● SOURCE DOCUMENT:

════════════════════

As we have seen in the previous section, computing an exact gradient of $f$ can be computationally demanding. In this section we present an algorithm that uses an approximation, rather than the true gradient, in order to estimate the optimal hyperparameters. This approach yields a trade-off between speed and accuracy: a loose approximation can be computed faster but might result in slow convergence or even divergence of the algorithm. At iteration $k$ , this trade-off is balanced by the tolerance parameter $\varepsilon_k$ . The sequence of tolerance parameters ${\varepsilon_1, \varepsilon_2, \dots}$ will turn out to play a major role in the convergence of the algorithm, although the time being, we will treat it as free parameter. We now describe our main contribution, the HOAG algorithm:

Algorithm 1 (HOAG). At iteration $k = 1, 2, \dots$ perform the following:

(i) Solve the inner optimization problem up to tolerance $\varepsilon_k$ . That is, find $x_k$ such that

X(λk)xkεk.\|X(\lambda_k) - x_k\| \leq \varepsilon_k .

(ii) Solve the linear system $\nabla_1^2 h(x_k, \lambda_k) q_k = \nabla_1 g(x_k, \lambda_k)$ for $q_k$ up to tolerance $\varepsilon_k$ . That is, find $q_k$ such that

12h(xk,λk)qk1g(xk,λk)εk.\left\| \nabla_1^2 h(x_k, \lambda_k) q_k - \nabla_1 g(x_k, \lambda_k) \right\| \leq \varepsilon_k .

════════════════════

● GIVEN PROBLEM 1: According to the HOAG passage, why does estimating hyperparameters with an approximate gradient involve a trade-off between speed and accuracy?
● GIVEN PROBLEM 2: Reproduce verbatim the part of the HOAG passage that opens with the words "Algorithm 1 (HOAG)." and closes with "x_k\| \leq \varepsilon_k .".

● DATA SHOWN:
════════════════════

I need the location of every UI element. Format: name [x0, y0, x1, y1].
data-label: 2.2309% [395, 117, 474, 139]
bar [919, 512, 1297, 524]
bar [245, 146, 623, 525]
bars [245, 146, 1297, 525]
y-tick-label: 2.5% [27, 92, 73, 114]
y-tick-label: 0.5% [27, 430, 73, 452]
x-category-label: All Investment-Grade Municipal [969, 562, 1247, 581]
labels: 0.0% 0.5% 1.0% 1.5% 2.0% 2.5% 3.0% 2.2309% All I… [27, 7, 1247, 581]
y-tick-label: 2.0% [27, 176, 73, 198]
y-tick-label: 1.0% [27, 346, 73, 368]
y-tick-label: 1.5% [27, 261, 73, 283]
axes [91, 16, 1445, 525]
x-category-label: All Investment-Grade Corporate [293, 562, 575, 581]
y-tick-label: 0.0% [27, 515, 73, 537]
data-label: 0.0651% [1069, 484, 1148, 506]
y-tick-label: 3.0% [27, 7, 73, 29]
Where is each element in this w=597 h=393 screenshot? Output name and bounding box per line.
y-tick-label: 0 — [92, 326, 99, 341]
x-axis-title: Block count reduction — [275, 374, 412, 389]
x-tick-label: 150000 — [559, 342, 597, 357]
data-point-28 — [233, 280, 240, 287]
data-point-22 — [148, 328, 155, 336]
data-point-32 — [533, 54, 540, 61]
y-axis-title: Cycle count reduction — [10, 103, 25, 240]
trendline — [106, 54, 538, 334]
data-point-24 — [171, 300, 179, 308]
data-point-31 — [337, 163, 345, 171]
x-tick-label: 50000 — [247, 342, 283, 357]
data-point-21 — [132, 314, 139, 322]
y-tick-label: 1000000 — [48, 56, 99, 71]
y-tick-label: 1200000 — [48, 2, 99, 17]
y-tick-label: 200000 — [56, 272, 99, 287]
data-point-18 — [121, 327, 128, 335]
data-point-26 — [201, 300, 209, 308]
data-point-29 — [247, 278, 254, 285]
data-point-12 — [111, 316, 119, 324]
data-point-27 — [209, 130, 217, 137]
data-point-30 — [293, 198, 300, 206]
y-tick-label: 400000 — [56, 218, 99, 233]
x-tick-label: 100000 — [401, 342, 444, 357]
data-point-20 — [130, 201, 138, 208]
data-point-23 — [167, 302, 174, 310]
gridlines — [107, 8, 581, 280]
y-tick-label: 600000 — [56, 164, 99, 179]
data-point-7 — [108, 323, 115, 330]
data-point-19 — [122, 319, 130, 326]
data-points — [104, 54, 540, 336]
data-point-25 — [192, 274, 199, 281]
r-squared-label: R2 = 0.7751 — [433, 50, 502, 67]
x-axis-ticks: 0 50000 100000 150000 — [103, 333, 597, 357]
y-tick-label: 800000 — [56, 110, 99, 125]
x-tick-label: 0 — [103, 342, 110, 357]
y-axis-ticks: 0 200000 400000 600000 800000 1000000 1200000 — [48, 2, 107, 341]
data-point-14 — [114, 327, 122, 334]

════════════════════

● EXERCISE OUTPUT 1: A loose approximation can be computed faster, but it may cause slow convergence or even make the algorithm diverge. At iteration $k$, the tolerance parameter $\varepsilon_k$ balances this trade-off.

● EXERCISE OUTPUT 2:
Algorithm 1 (HOAG). At iteration $k = 1, 2, \dots$ perform the following:

(i) Solve the inner optimization problem up to tolerance $\varepsilon_k$ . That is, find $x_k$ such that

X(λk)xkεk.\|X(\lambda_k) - x_k\| \leq \varepsilon_k .